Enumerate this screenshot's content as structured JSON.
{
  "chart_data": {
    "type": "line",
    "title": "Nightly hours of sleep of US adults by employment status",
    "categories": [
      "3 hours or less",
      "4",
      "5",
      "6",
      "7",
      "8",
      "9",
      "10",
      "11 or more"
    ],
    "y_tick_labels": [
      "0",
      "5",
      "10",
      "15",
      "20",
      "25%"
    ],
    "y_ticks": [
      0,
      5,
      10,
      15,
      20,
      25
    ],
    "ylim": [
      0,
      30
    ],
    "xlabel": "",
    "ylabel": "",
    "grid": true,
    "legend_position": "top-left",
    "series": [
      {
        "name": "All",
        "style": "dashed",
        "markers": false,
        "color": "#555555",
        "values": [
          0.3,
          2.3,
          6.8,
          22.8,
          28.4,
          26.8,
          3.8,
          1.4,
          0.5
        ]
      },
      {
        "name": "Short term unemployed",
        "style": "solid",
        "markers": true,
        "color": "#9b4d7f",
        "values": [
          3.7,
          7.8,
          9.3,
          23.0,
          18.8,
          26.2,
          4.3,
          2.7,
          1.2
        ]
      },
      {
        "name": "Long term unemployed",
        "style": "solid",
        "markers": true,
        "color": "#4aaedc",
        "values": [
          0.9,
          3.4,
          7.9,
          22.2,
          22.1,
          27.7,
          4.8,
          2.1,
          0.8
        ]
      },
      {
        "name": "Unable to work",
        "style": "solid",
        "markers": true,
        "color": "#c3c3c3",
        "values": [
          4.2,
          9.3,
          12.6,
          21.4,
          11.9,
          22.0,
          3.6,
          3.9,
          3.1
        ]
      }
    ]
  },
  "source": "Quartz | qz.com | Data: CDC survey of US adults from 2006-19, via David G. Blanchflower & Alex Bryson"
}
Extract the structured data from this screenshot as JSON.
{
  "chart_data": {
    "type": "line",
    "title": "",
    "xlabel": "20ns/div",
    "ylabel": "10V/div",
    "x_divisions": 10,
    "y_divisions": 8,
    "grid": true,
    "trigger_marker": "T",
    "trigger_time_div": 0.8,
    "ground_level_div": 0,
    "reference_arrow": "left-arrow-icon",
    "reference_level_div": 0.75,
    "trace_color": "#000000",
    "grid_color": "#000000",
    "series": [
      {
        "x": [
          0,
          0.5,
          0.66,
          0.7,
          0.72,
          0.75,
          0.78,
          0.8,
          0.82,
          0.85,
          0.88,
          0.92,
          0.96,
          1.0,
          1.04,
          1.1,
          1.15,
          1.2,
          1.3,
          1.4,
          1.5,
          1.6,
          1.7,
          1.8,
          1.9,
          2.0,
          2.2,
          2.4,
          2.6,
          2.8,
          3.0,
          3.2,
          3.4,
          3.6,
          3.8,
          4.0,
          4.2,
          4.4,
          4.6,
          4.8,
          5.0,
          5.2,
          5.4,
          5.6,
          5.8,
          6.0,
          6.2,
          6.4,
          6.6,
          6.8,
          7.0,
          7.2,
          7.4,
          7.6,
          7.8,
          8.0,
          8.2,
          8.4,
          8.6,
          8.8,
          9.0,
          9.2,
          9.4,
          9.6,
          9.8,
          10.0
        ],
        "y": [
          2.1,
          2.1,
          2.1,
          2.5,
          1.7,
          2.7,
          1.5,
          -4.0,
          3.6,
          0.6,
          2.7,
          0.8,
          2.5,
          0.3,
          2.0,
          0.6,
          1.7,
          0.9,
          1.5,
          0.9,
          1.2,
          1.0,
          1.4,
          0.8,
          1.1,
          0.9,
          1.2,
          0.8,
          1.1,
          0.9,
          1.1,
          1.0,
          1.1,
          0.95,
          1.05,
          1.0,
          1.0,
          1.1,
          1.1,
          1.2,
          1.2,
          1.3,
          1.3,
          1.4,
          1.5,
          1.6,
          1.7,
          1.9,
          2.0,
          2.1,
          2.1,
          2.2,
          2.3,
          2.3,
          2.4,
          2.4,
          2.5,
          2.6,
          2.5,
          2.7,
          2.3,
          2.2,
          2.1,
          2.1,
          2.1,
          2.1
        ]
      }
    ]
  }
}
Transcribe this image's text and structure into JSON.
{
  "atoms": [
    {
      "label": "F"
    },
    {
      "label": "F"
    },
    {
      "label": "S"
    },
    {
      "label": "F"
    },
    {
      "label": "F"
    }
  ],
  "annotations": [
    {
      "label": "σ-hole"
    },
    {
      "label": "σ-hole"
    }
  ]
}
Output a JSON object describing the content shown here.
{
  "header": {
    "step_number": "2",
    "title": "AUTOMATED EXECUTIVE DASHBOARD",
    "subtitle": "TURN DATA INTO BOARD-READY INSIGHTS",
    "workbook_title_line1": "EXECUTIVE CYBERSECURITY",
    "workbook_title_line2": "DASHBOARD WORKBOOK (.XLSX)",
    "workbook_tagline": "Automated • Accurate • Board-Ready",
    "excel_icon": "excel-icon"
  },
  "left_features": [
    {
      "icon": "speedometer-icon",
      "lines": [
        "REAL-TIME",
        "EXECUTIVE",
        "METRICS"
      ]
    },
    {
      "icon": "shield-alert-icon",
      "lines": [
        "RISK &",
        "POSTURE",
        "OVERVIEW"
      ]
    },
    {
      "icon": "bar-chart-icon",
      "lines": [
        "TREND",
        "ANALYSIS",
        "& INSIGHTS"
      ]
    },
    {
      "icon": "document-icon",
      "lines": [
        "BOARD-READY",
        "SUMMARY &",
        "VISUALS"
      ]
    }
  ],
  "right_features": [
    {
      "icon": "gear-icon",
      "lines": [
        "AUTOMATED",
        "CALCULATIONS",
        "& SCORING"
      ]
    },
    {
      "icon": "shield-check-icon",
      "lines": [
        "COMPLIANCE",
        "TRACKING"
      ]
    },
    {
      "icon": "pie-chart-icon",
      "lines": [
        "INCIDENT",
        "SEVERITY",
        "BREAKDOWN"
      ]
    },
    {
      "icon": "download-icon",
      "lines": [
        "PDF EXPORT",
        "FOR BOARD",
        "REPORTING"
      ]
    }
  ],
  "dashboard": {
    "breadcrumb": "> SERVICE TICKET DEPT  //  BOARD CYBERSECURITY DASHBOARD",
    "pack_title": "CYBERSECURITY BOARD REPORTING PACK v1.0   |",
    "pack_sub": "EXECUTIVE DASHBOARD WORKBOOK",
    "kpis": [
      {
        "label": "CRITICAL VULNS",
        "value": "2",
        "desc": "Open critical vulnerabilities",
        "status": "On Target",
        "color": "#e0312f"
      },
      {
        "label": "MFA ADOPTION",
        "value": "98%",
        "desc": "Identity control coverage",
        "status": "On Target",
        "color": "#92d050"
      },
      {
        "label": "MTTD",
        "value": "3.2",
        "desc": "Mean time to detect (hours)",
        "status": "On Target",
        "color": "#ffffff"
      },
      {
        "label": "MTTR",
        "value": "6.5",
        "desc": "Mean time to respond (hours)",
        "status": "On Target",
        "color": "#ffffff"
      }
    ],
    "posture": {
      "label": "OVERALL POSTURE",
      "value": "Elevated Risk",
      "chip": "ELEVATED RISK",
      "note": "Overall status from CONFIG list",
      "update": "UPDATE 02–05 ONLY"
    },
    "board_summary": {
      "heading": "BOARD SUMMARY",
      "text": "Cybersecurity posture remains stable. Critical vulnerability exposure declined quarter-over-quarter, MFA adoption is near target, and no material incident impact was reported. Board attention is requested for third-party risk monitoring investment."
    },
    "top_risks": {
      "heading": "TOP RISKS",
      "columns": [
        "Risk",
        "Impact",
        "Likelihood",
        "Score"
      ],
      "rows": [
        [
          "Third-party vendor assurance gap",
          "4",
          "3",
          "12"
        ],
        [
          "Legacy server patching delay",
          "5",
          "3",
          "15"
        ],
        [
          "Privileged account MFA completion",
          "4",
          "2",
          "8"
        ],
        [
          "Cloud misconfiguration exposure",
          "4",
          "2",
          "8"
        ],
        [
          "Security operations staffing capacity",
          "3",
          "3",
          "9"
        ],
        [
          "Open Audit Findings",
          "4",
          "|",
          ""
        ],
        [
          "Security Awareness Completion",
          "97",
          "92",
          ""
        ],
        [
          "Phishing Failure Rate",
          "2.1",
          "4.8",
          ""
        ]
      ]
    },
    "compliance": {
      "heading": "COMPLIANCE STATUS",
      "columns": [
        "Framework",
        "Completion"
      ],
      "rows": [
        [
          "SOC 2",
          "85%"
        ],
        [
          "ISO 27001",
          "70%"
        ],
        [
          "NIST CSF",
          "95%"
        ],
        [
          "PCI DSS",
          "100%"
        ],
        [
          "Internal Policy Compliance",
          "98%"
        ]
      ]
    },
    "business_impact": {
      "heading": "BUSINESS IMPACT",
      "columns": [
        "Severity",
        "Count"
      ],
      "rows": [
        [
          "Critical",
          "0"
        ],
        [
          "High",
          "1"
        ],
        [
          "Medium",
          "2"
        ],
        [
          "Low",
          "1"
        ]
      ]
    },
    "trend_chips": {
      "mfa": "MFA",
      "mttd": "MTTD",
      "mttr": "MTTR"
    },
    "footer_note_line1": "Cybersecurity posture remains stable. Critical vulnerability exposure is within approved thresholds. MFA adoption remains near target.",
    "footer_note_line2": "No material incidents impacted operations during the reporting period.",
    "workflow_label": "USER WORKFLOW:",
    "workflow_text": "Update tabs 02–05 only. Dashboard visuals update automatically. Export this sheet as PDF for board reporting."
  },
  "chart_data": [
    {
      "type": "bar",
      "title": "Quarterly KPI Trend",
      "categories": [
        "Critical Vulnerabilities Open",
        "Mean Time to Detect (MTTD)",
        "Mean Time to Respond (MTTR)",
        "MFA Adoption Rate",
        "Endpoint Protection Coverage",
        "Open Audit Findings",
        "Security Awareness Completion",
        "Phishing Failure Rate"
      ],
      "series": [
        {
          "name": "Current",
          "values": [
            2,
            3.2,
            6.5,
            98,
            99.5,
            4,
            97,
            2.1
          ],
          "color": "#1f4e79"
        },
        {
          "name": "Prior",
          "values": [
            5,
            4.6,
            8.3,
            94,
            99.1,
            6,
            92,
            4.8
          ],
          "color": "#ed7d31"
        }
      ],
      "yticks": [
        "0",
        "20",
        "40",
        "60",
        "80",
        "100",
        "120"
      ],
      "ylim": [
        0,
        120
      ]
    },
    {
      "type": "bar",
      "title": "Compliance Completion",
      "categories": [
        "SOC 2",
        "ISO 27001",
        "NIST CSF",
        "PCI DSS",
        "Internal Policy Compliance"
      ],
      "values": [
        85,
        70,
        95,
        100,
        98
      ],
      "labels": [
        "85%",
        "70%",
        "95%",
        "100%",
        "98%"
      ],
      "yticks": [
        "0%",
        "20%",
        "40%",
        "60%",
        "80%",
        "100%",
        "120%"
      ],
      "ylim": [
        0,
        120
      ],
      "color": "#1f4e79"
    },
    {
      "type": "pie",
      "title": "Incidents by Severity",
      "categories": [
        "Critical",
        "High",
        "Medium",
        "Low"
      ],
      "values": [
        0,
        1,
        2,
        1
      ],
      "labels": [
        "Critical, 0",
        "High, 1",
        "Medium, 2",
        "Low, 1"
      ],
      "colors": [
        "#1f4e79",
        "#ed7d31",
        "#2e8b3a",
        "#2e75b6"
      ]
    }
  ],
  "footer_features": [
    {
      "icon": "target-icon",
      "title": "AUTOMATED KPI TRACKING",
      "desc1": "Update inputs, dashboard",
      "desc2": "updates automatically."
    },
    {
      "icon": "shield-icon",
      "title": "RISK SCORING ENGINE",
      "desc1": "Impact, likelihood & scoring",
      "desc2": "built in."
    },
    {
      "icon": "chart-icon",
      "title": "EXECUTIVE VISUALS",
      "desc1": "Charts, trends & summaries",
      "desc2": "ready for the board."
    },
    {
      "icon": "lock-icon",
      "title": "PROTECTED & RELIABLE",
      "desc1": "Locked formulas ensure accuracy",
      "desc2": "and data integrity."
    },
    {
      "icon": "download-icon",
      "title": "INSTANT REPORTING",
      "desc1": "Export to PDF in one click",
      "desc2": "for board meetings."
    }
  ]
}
.....
Pick each line holding the word "adults" out of the data and copy it.

    "title": "Nightly hours of sleep of US adults by employment status",
  "source": "Quartz | qz.com | Data: CDC survey of US adults from 2006-19, via David G. Blanchflower & Alex Bryson"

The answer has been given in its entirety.